Stored data:
— BEGIN —
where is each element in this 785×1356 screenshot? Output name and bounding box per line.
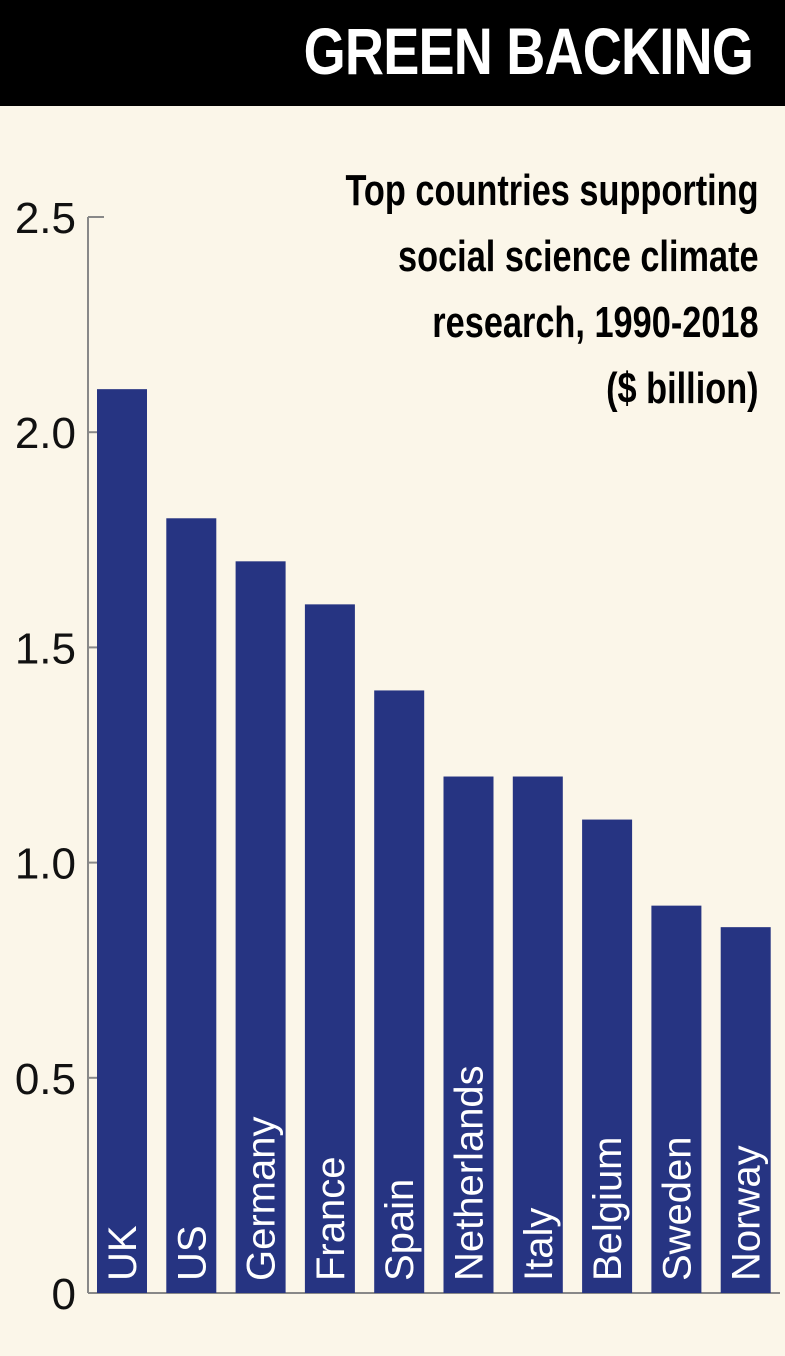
subtitle-line-3: research, 1990-2018 <box>432 298 759 347</box>
bar-belgium <box>582 819 633 1293</box>
y-tick-label: 1.0 <box>15 840 76 889</box>
bar-france <box>304 604 355 1293</box>
y-tick-label: 0 <box>52 1270 76 1319</box>
bar-spain <box>374 690 425 1293</box>
y-tick-label: 2.0 <box>15 409 76 458</box>
bar-italy <box>512 776 563 1293</box>
bar-label: UK <box>101 1225 145 1281</box>
bar-label: Norway <box>725 1145 769 1281</box>
y-tick-label: 2.5 <box>15 194 76 243</box>
bar-netherlands <box>443 776 494 1293</box>
y-tick-label: 1.5 <box>15 624 76 673</box>
bar-label: Italy <box>517 1208 561 1281</box>
bar-us <box>166 518 217 1293</box>
chart-subtitle: Top countries supporting social science … <box>346 158 759 422</box>
bar-norway <box>720 927 771 1293</box>
bar-label: Germany <box>240 1117 284 1282</box>
bar-label: US <box>170 1225 214 1281</box>
y-tick-label: 0.5 <box>15 1055 76 1104</box>
subtitle-line-4: ($ billion) <box>606 364 759 413</box>
subtitle-line-1: Top countries supporting <box>345 166 759 215</box>
page-title: GREEN BACKING <box>303 14 754 88</box>
bar-label: Netherlands <box>448 1065 492 1281</box>
header-bar: GREEN BACKING <box>0 0 785 106</box>
subtitle-line-2: social science climate <box>398 232 759 281</box>
bar-germany <box>235 561 286 1293</box>
bar-label: Sweden <box>655 1136 699 1281</box>
bar-uk <box>97 389 147 1293</box>
bar-sweden <box>651 905 702 1293</box>
bar-label: Spain <box>378 1179 422 1281</box>
bar-label: France <box>309 1157 353 1282</box>
bar-label: Belgium <box>586 1136 630 1281</box>
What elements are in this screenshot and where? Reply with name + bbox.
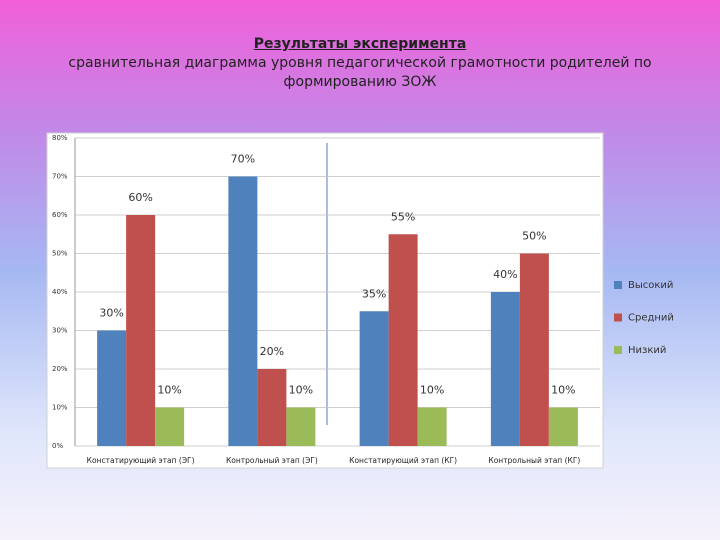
data-label: 55% (391, 210, 415, 223)
bar (286, 407, 316, 446)
y-tick-label: 0% (52, 442, 63, 450)
header: Результаты эксперимента сравнительная ди… (40, 36, 680, 92)
bar (388, 234, 418, 446)
y-tick-label: 70% (52, 173, 68, 181)
bar (97, 330, 127, 446)
legend-label: Высокий (628, 280, 673, 291)
bar (155, 407, 185, 446)
data-label: 60% (128, 191, 152, 204)
bar (126, 215, 156, 446)
y-tick-label: 30% (52, 327, 68, 335)
data-label: 35% (362, 287, 386, 300)
legend-swatch (614, 346, 622, 354)
y-tick-label: 60% (52, 211, 68, 219)
data-label: 10% (551, 384, 575, 397)
chart-subtitle: сравнительная диаграмма уровня педагогич… (68, 55, 652, 90)
legend-label: Низкий (628, 345, 666, 356)
data-label: 20% (260, 345, 284, 358)
data-label: 30% (99, 307, 123, 320)
bar (228, 176, 258, 446)
bar (359, 311, 389, 446)
bar (519, 253, 549, 446)
y-tick-label: 10% (52, 404, 68, 412)
x-tick-label: Контрольный этап (КГ) (488, 456, 580, 465)
legend-label: Средний (628, 313, 674, 324)
y-tick-label: 80% (52, 134, 68, 142)
data-label: 10% (289, 384, 313, 397)
chart-title: Результаты эксперимента (253, 36, 467, 52)
data-label: 50% (522, 230, 546, 243)
legend-swatch (614, 313, 622, 322)
bar (490, 292, 520, 446)
y-tick-label: 50% (52, 250, 68, 258)
x-tick-label: Констатирующий этап (КГ) (349, 456, 457, 465)
x-tick-label: Констатирующий этап (ЭГ) (87, 456, 195, 465)
x-tick-label: Контрольный этап (ЭГ) (226, 456, 318, 465)
data-label: 40% (493, 268, 517, 281)
legend-swatch (614, 281, 622, 289)
data-label: 70% (231, 153, 255, 166)
bar (548, 407, 578, 446)
bar (417, 407, 447, 446)
y-tick-label: 20% (52, 365, 68, 373)
data-label: 10% (157, 384, 181, 397)
bar (257, 369, 287, 446)
y-tick-label: 40% (52, 288, 68, 296)
data-label: 10% (420, 384, 444, 397)
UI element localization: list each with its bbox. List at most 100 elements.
— END —
Report every line in the entries above that contains the word "этап", copying each one in full. Case counts, so match uppercase and lowercase letters exactly.

Solution to this problem:
x-tick-label: Контрольный этап (КГ) (488, 456, 580, 465)
x-tick-label: Констатирующий этап (КГ) (349, 456, 457, 465)
x-tick-label: Констатирующий этап (ЭГ) (87, 456, 195, 465)
x-tick-label: Контрольный этап (ЭГ) (226, 456, 318, 465)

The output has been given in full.